(Data for this task begins)
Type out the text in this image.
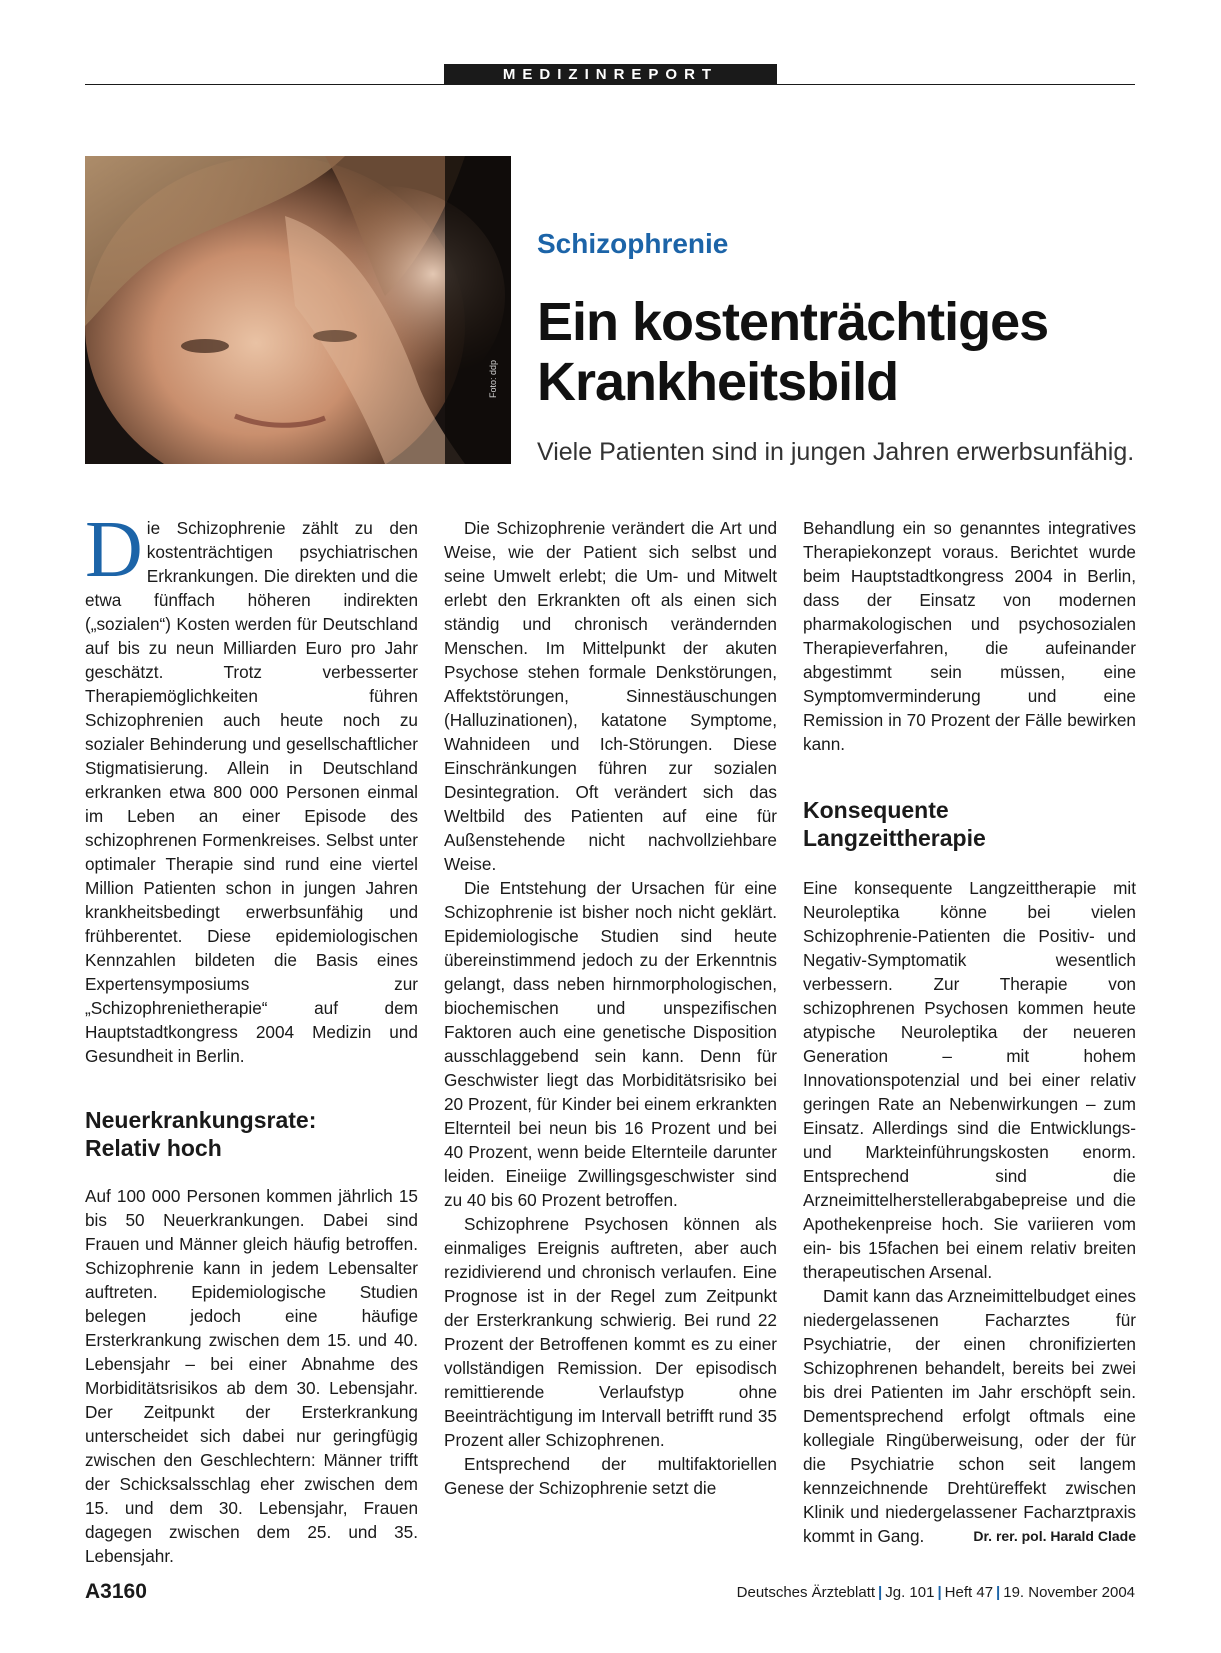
MEDIZINREPORT
Foto: ddp
Schizophrenie
Ein kostenträchtiges
Krankheitsbild
Viele Patienten sind in jungen Jahren erwerbsunfähig.

Die Schizophrenie zählt zu den kostenträchtigen psychiatrischen Erkrankungen. Die direkten und die etwa fünffach höheren indirekten („sozialen“) Kosten werden für Deutschland auf bis zu neun Milliarden Euro pro Jahr geschätzt. Trotz verbesserter Therapiemöglichkeiten führen Schizophrenien auch heute noch zu sozialer Behinderung und gesellschaftlicher Stigmatisierung. Allein in Deutschland erkranken etwa 800 000 Personen einmal im Leben an einer Episode des schizophrenen Formenkreises. Selbst unter optimaler Therapie sind rund eine viertel Million Patienten schon in jungen Jahren krankheitsbedingt erwerbsunfähig und frühberentet. Diese epidemiologischen Kennzahlen bildeten die Basis eines Expertensymposiums zur „Schizophrenietherapie“ auf dem Hauptstadtkongress 2004 Medizin und Gesundheit in Berlin.

Neuerkrankungsrate:
Relativ hoch

Auf 100 000 Personen kommen jährlich 15 bis 50 Neuerkrankungen. Dabei sind Frauen und Männer gleich häufig betroffen. Schizophrenie kann in jedem Lebensalter auftreten. Epidemiologische Studien belegen jedoch eine häufige Ersterkrankung zwischen dem 15. und 40. Lebensjahr – bei einer Abnahme des Morbiditätsrisikos ab dem 30. Lebensjahr. Der Zeitpunkt der Ersterkrankung unterscheidet sich dabei nur geringfügig zwischen den Geschlechtern: Männer trifft der Schicksalsschlag eher zwischen dem 15. und dem 30. Lebensjahr, Frauen dagegen zwischen dem 25. und 35. Lebensjahr.

Die Schizophrenie verändert die Art und Weise, wie der Patient sich selbst und seine Umwelt erlebt; die Um- und Mitwelt erlebt den Erkrankten oft als einen sich ständig und chronisch verändernden Menschen. Im Mittelpunkt der akuten Psychose stehen formale Denkstörungen, Affektstörungen, Sinnestäuschungen (Halluzinationen), katatone Symptome, Wahnideen und Ich-Störungen. Diese Einschränkungen führen zur sozialen Desintegration. Oft verändert sich das Weltbild des Patienten auf eine für Außenstehende nicht nachvollziehbare Weise.

Die Entstehung der Ursachen für eine Schizophrenie ist bisher noch nicht geklärt. Epidemiologische Studien sind heute übereinstimmend jedoch zu der Erkenntnis gelangt, dass neben hirnmorphologischen, biochemischen und unspezifischen Faktoren auch eine genetische Disposition ausschlaggebend sein kann. Denn für Geschwister liegt das Morbiditätsrisiko bei 20 Prozent, für Kinder bei einem erkrankten Elternteil bei neun bis 16 Prozent und bei 40 Prozent, wenn beide Elternteile darunter leiden. Eineiige Zwillingsgeschwister sind zu 40 bis 60 Prozent betroffen.

Schizophrene Psychosen können als einmaliges Ereignis auftreten, aber auch rezidivierend und chronisch verlaufen. Eine Prognose ist in der Regel zum Zeitpunkt der Ersterkrankung schwierig. Bei rund 22 Prozent der Betroffenen kommt es zu einer vollständigen Remission. Der episodisch remittierende Verlaufstyp ohne Beeinträchtigung im Intervall betrifft rund 35 Prozent aller Schizophrenen.

Entsprechend der multifaktoriellen Genese der Schizophrenie setzt die

Behandlung ein so genanntes integratives Therapiekonzept voraus. Berichtet wurde beim Hauptstadtkongress 2004 in Berlin, dass der Einsatz von modernen pharmakologischen und psychosozialen Therapieverfahren, die aufeinander abgestimmt sein müssen, eine Symptomverminderung und eine Remission in 70 Prozent der Fälle bewirken kann.

Konsequente Langzeittherapie

Eine konsequente Langzeittherapie mit Neuroleptika könne bei vielen Schizophrenie-Patienten die Positiv- und Negativ-Symptomatik wesentlich verbessern. Zur Therapie von schizophrenen Psychosen kommen heute atypische Neuroleptika der neueren Generation – mit hohem Innovationspotenzial und bei einer relativ geringen Rate an Nebenwirkungen – zum Einsatz. Allerdings sind die Entwicklungs- und Markteinführungskosten enorm. Entsprechend sind die Arzneimittelherstellerabgabepreise und die Apothekenpreise hoch. Sie variieren vom ein- bis 15fachen bei einem relativ breiten therapeutischen Arsenal.

Damit kann das Arzneimittelbudget eines niedergelassenen Facharztes für Psychiatrie, der einen chronifizierten Schizophrenen behandelt, bereits bei zwei bis drei Patienten im Jahr erschöpft sein. Dementsprechend erfolgt oftmals eine kollegiale Ringüberweisung, oder der für die Psychiatrie schon seit langem kennzeichnende Drehtüreffekt zwischen Klinik und niedergelassener Facharztpraxis kommt in Gang.	Dr. rer. pol. Harald Clade

A3160	Deutsches Ärzteblatt | Jg. 101 | Heft 47 | 19. November 2004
(Data for this task ends)
Leave out all images, then reproduce the entries above exactly.

**Written solution:**
Type out the text in this image.
MEDIZINREPORT
Foto: ddp
Schizophrenie
Ein kostenträchtiges
Krankheitsbild
Viele Patienten sind in jungen Jahren erwerbsunfähig.

Die Schizophrenie zählt zu den kostenträchtigen psychiatrischen Erkrankungen. Die direkten und die etwa fünffach höheren indirekten („sozialen“) Kosten werden für Deutschland auf bis zu neun Milliarden Euro pro Jahr geschätzt. Trotz verbesserter Therapiemöglichkeiten führen Schizophrenien auch heute noch zu sozialer Behinderung und gesellschaftlicher Stigmatisierung. Allein in Deutschland erkranken etwa 800 000 Personen einmal im Leben an einer Episode des schizophrenen Formenkreises. Selbst unter optimaler Therapie sind rund eine viertel Million Patienten schon in jungen Jahren krankheitsbedingt erwerbsunfähig und frühberentet. Diese epidemiologischen Kennzahlen bildeten die Basis eines Expertensymposiums zur „Schizophrenietherapie“ auf dem Hauptstadtkongress 2004 Medizin und Gesundheit in Berlin.

Neuerkrankungsrate:
Relativ hoch

Auf 100 000 Personen kommen jährlich 15 bis 50 Neuerkrankungen. Dabei sind Frauen und Männer gleich häufig betroffen. Schizophrenie kann in jedem Lebensalter auftreten. Epidemiologische Studien belegen jedoch eine häufige Ersterkrankung zwischen dem 15. und 40. Lebensjahr – bei einer Abnahme des Morbiditätsrisikos ab dem 30. Lebensjahr. Der Zeitpunkt der Ersterkrankung unterscheidet sich dabei nur geringfügig zwischen den Geschlechtern: Männer trifft der Schicksalsschlag eher zwischen dem 15. und dem 30. Lebensjahr, Frauen dagegen zwischen dem 25. und 35. Lebensjahr.

Die Schizophrenie verändert die Art und Weise, wie der Patient sich selbst und seine Umwelt erlebt; die Um- und Mitwelt erlebt den Erkrankten oft als einen sich ständig und chronisch verändernden Menschen. Im Mittelpunkt der akuten Psychose stehen formale Denkstörungen, Affektstörungen, Sinnestäuschungen (Halluzinationen), katatone Symptome, Wahnideen und Ich-Störungen. Diese Einschränkungen führen zur sozialen Desintegration. Oft verändert sich das Weltbild des Patienten auf eine für Außenstehende nicht nachvollziehbare Weise.

Die Entstehung der Ursachen für eine Schizophrenie ist bisher noch nicht geklärt. Epidemiologische Studien sind heute übereinstimmend jedoch zu der Erkenntnis gelangt, dass neben hirnmorphologischen, biochemischen und unspezifischen Faktoren auch eine genetische Disposition ausschlaggebend sein kann. Denn für Geschwister liegt das Morbiditätsrisiko bei 20 Prozent, für Kinder bei einem erkrankten Elternteil bei neun bis 16 Prozent und bei 40 Prozent, wenn beide Elternteile darunter leiden. Eineiige Zwillingsgeschwister sind zu 40 bis 60 Prozent betroffen.

Schizophrene Psychosen können als einmaliges Ereignis auftreten, aber auch rezidivierend und chronisch verlaufen. Eine Prognose ist in der Regel zum Zeitpunkt der Ersterkrankung schwierig. Bei rund 22 Prozent der Betroffenen kommt es zu einer vollständigen Remission. Der episodisch remittierende Verlaufstyp ohne Beeinträchtigung im Intervall betrifft rund 35 Prozent aller Schizophrenen.

Entsprechend der multifaktoriellen Genese der Schizophrenie setzt die

Behandlung ein so genanntes integratives Therapiekonzept voraus. Berichtet wurde beim Hauptstadtkongress 2004 in Berlin, dass der Einsatz von modernen pharmakologischen und psychosozialen Therapieverfahren, die aufeinander abgestimmt sein müssen, eine Symptomverminderung und eine Remission in 70 Prozent der Fälle bewirken kann.

Konsequente Langzeittherapie

Eine konsequente Langzeittherapie mit Neuroleptika könne bei vielen Schizophrenie-Patienten die Positiv- und Negativ-Symptomatik wesentlich verbessern. Zur Therapie von schizophrenen Psychosen kommen heute atypische Neuroleptika der neueren Generation – mit hohem Innovationspotenzial und bei einer relativ geringen Rate an Nebenwirkungen – zum Einsatz. Allerdings sind die Entwicklungs- und Markteinführungskosten enorm. Entsprechend sind die Arzneimittelherstellerabgabepreise und die Apothekenpreise hoch. Sie variieren vom ein- bis 15fachen bei einem relativ breiten therapeutischen Arsenal.

Damit kann das Arzneimittelbudget eines niedergelassenen Facharztes für Psychiatrie, der einen chronifizierten Schizophrenen behandelt, bereits bei zwei bis drei Patienten im Jahr erschöpft sein. Dementsprechend erfolgt oftmals eine kollegiale Ringüberweisung, oder der für die Psychiatrie schon seit langem kennzeichnende Drehtüreffekt zwischen Klinik und niedergelassener Facharztpraxis kommt in Gang.	Dr. rer. pol. Harald Clade

A3160	Deutsches Ärzteblatt | Jg. 101 | Heft 47 | 19. November 2004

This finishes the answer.